• WRITTEN INSTRUCTION: Below are some records. Pull every line that contains the word "text".

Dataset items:
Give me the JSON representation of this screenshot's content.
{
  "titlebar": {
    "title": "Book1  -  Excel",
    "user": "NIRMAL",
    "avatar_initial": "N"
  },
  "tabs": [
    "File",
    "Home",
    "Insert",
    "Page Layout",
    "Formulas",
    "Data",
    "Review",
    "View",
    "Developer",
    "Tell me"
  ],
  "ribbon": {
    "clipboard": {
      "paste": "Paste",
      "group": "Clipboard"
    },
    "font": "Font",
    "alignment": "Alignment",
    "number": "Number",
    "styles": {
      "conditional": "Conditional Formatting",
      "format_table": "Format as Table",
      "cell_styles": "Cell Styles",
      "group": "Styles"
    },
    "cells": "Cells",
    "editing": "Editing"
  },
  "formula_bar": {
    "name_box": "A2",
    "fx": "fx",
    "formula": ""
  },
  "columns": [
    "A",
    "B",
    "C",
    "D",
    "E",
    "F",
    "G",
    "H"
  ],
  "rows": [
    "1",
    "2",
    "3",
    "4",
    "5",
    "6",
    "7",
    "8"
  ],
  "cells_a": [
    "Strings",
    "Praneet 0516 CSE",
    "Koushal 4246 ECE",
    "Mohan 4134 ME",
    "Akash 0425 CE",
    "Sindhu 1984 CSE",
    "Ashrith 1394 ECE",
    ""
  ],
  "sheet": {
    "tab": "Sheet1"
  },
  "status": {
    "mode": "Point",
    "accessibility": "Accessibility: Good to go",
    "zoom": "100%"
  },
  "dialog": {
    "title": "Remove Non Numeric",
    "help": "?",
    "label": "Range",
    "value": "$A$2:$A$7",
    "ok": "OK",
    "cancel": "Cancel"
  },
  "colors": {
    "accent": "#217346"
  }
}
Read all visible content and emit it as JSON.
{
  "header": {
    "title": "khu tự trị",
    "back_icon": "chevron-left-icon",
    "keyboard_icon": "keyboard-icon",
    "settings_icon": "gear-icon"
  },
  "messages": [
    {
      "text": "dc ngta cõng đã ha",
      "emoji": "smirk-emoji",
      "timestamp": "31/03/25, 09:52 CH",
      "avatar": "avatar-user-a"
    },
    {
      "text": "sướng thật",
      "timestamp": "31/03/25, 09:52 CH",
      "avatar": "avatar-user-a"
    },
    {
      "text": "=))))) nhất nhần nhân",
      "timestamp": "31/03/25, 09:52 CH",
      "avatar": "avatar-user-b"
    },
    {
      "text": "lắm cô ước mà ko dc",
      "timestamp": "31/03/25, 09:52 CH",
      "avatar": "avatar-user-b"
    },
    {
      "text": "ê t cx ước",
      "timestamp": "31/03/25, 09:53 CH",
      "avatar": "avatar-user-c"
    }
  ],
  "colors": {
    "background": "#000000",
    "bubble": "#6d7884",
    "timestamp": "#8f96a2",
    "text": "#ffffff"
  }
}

• EXPECTED ANSWER:
      "text": "dc ngta cõng đã ha",
      "text": "sướng thật",
      "text": "=))))) nhất nhần nhân",
      "text": "lắm cô ước mà ko dc",
      "text": "ê t cx ước",
    "text": "#ffffff"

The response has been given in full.